• **WHAT IS ASKED**
Can the data below be set down again exactly, line for line?

• **EXERCISE INPUT**
§
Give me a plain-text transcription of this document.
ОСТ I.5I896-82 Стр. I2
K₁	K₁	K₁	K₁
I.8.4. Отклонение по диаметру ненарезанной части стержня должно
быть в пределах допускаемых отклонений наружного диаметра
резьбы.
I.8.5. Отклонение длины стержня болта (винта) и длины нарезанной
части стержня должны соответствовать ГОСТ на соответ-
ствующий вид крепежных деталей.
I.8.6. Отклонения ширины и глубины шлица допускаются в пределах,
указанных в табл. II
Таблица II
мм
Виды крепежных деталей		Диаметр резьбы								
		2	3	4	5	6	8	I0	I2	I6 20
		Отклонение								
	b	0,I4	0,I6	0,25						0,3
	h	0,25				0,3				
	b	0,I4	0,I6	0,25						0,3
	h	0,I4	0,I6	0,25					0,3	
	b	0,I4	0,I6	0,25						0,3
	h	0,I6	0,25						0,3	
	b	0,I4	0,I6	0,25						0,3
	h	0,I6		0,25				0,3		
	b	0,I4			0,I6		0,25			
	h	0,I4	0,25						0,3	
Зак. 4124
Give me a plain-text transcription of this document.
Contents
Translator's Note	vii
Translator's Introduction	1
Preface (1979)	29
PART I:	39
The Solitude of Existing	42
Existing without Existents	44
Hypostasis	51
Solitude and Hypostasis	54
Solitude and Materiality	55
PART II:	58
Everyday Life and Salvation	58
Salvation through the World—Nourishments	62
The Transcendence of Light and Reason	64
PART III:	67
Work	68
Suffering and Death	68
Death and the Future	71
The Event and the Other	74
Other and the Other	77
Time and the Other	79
§
• **SOLUTION TO THE EXERCISE**
Give me a plain-text transcription of this document.
ОСТ I.5I896-82 Стр. I2
K₁	K₁	K₁	K₁
I.8.4. Отклонение по диаметру ненарезанной части стержня должно
быть в пределах допускаемых отклонений наружного диаметра
резьбы.
I.8.5. Отклонение длины стержня болта (винта) и длины нарезанной
части стержня должны соответствовать ГОСТ на соответ-
ствующий вид крепежных деталей.
I.8.6. Отклонения ширины и глубины шлица допускаются в пределах,
указанных в табл. II
Таблица II
мм
Виды крепежных деталей		Диаметр резьбы								
		2	3	4	5	6	8	I0	I2	I6 20
		Отклонение								
	b	0,I4	0,I6	0,25						0,3
	h	0,25				0,3				
	b	0,I4	0,I6	0,25						0,3
	h	0,I4	0,I6	0,25					0,3	
	b	0,I4	0,I6	0,25						0,3
	h	0,I6	0,25						0,3	
	b	0,I4	0,I6	0,25						0,3
	h	0,I6		0,25				0,3		
	b	0,I4			0,I6		0,25			
	h	0,I4	0,25						0,3	
Зак. 4124
Give me a plain-text transcription of this document.
Contents
Translator's Note	vii
Translator's Introduction	1
Preface (1979)	29
PART I:	39
The Solitude of Existing	42
Existing without Existents	44
Hypostasis	51
Solitude and Hypostasis	54
Solitude and Materiality	55
PART II:	58
Everyday Life and Salvation	58
Salvation through the World—Nourishments	62
The Transcendence of Light and Reason	64
PART III:	67
Work	68
Suffering and Death	68
Death and the Future	71
The Event and the Other	74
Other and the Other	77
Time and the Other	79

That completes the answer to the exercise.